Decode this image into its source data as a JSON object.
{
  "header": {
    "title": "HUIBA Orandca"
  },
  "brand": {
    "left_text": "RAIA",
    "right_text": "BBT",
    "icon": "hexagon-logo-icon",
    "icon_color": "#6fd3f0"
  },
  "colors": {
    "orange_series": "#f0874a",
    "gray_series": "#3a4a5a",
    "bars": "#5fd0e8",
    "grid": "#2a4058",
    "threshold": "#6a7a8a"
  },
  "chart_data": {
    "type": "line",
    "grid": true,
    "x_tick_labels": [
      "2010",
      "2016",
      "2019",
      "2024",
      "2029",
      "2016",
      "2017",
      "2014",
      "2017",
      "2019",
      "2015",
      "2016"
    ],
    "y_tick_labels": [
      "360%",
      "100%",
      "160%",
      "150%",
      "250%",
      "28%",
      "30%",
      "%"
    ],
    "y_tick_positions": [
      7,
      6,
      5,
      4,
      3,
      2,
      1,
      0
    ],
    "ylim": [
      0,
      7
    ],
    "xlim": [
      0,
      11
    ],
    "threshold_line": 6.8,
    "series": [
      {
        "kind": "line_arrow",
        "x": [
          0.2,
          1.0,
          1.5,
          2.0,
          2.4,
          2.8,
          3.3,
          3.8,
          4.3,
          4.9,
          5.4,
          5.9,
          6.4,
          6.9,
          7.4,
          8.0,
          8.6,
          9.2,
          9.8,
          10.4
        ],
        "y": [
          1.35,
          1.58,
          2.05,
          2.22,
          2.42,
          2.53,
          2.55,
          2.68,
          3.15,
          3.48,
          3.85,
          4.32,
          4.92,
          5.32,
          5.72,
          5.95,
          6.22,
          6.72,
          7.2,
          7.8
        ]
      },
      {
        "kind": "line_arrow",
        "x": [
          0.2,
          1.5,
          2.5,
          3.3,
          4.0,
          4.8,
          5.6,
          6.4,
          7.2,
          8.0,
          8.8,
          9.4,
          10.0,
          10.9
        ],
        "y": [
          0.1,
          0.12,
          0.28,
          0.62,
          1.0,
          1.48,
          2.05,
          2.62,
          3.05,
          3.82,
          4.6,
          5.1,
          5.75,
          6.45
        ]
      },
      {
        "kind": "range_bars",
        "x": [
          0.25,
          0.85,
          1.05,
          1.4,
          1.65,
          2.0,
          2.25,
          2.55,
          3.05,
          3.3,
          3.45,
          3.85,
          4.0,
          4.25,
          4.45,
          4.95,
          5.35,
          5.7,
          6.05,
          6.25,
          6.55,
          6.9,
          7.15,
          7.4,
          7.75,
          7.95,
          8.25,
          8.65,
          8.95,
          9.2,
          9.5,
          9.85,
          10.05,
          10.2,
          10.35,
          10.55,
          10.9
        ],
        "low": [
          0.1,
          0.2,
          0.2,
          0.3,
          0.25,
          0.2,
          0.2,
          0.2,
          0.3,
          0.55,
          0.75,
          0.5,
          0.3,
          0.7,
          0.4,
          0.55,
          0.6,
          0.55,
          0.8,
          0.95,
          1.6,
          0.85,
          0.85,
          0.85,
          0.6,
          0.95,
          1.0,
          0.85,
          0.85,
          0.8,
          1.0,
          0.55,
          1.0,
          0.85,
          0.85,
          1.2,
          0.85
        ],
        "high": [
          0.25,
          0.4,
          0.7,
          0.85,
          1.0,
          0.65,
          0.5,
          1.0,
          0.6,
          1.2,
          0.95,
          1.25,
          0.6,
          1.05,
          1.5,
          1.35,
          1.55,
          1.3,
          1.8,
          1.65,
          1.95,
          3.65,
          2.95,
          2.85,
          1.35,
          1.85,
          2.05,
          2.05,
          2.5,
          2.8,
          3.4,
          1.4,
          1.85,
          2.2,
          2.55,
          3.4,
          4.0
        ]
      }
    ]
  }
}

----

WRITTEN REQUEST >> Please output the complete data exactly.

RESPONSE TO THE EXERCISE >>
Decode this image into its source data as a JSON object.
{
  "header": {
    "title": "HUIBA Orandca"
  },
  "brand": {
    "left_text": "RAIA",
    "right_text": "BBT",
    "icon": "hexagon-logo-icon",
    "icon_color": "#6fd3f0"
  },
  "colors": {
    "orange_series": "#f0874a",
    "gray_series": "#3a4a5a",
    "bars": "#5fd0e8",
    "grid": "#2a4058",
    "threshold": "#6a7a8a"
  },
  "chart_data": {
    "type": "line",
    "grid": true,
    "x_tick_labels": [
      "2010",
      "2016",
      "2019",
      "2024",
      "2029",
      "2016",
      "2017",
      "2014",
      "2017",
      "2019",
      "2015",
      "2016"
    ],
    "y_tick_labels": [
      "360%",
      "100%",
      "160%",
      "150%",
      "250%",
      "28%",
      "30%",
      "%"
    ],
    "y_tick_positions": [
      7,
      6,
      5,
      4,
      3,
      2,
      1,
      0
    ],
    "ylim": [
      0,
      7
    ],
    "xlim": [
      0,
      11
    ],
    "threshold_line": 6.8,
    "series": [
      {
        "kind": "line_arrow",
        "x": [
          0.2,
          1.0,
          1.5,
          2.0,
          2.4,
          2.8,
          3.3,
          3.8,
          4.3,
          4.9,
          5.4,
          5.9,
          6.4,
          6.9,
          7.4,
          8.0,
          8.6,
          9.2,
          9.8,
          10.4
        ],
        "y": [
          1.35,
          1.58,
          2.05,
          2.22,
          2.42,
          2.53,
          2.55,
          2.68,
          3.15,
          3.48,
          3.85,
          4.32,
          4.92,
          5.32,
          5.72,
          5.95,
          6.22,
          6.72,
          7.2,
          7.8
        ]
      },
      {
        "kind": "line_arrow",
        "x": [
          0.2,
          1.5,
          2.5,
          3.3,
          4.0,
          4.8,
          5.6,
          6.4,
          7.2,
          8.0,
          8.8,
          9.4,
          10.0,
          10.9
        ],
        "y": [
          0.1,
          0.12,
          0.28,
          0.62,
          1.0,
          1.48,
          2.05,
          2.62,
          3.05,
          3.82,
          4.6,
          5.1,
          5.75,
          6.45
        ]
      },
      {
        "kind": "range_bars",
        "x": [
          0.25,
          0.85,
          1.05,
          1.4,
          1.65,
          2.0,
          2.25,
          2.55,
          3.05,
          3.3,
          3.45,
          3.85,
          4.0,
          4.25,
          4.45,
          4.95,
          5.35,
          5.7,
          6.05,
          6.25,
          6.55,
          6.9,
          7.15,
          7.4,
          7.75,
          7.95,
          8.25,
          8.65,
          8.95,
          9.2,
          9.5,
          9.85,
          10.05,
          10.2,
          10.35,
          10.55,
          10.9
        ],
        "low": [
          0.1,
          0.2,
          0.2,
          0.3,
          0.25,
          0.2,
          0.2,
          0.2,
          0.3,
          0.55,
          0.75,
          0.5,
          0.3,
          0.7,
          0.4,
          0.55,
          0.6,
          0.55,
          0.8,
          0.95,
          1.6,
          0.85,
          0.85,
          0.85,
          0.6,
          0.95,
          1.0,
          0.85,
          0.85,
          0.8,
          1.0,
          0.55,
          1.0,
          0.85,
          0.85,
          1.2,
          0.85
        ],
        "high": [
          0.25,
          0.4,
          0.7,
          0.85,
          1.0,
          0.65,
          0.5,
          1.0,
          0.6,
          1.2,
          0.95,
          1.25,
          0.6,
          1.05,
          1.5,
          1.35,
          1.55,
          1.3,
          1.8,
          1.65,
          1.95,
          3.65,
          2.95,
          2.85,
          1.35,
          1.85,
          2.05,
          2.05,
          2.5,
          2.8,
          3.4,
          1.4,
          1.85,
          2.2,
          2.55,
          3.4,
          4.0
        ]
      }
    ]
  }
}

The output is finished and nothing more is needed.